**Your task**
Will you transcribe the entries that follow, exactly and in full?

**Records for this task**
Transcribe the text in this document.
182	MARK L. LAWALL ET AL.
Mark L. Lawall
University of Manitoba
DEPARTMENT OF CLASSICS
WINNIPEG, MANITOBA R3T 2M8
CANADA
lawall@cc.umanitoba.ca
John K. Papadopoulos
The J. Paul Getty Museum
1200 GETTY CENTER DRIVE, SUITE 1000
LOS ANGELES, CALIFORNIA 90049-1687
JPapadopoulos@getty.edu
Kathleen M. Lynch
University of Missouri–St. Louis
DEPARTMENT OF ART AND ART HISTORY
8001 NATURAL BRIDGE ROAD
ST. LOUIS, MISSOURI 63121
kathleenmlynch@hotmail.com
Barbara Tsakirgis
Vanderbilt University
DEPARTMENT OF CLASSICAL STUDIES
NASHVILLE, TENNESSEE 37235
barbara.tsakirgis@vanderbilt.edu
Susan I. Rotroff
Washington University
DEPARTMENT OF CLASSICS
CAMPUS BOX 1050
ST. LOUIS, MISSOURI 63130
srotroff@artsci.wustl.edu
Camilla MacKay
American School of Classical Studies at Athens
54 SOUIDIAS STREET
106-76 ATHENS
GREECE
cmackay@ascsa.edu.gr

**Task solution**
Transcribe the text in this document.
182	MARK L. LAWALL ET AL.
Mark L. Lawall
University of Manitoba
DEPARTMENT OF CLASSICS
WINNIPEG, MANITOBA R3T 2M8
CANADA
lawall@cc.umanitoba.ca
John K. Papadopoulos
The J. Paul Getty Museum
1200 GETTY CENTER DRIVE, SUITE 1000
LOS ANGELES, CALIFORNIA 90049-1687
JPapadopoulos@getty.edu
Kathleen M. Lynch
University of Missouri–St. Louis
DEPARTMENT OF ART AND ART HISTORY
8001 NATURAL BRIDGE ROAD
ST. LOUIS, MISSOURI 63121
kathleenmlynch@hotmail.com
Barbara Tsakirgis
Vanderbilt University
DEPARTMENT OF CLASSICAL STUDIES
NASHVILLE, TENNESSEE 37235
barbara.tsakirgis@vanderbilt.edu
Susan I. Rotroff
Washington University
DEPARTMENT OF CLASSICS
CAMPUS BOX 1050
ST. LOUIS, MISSOURI 63130
srotroff@artsci.wustl.edu
Camilla MacKay
American School of Classical Studies at Athens
54 SOUIDIAS STREET
106-76 ATHENS
GREECE
cmackay@ascsa.edu.gr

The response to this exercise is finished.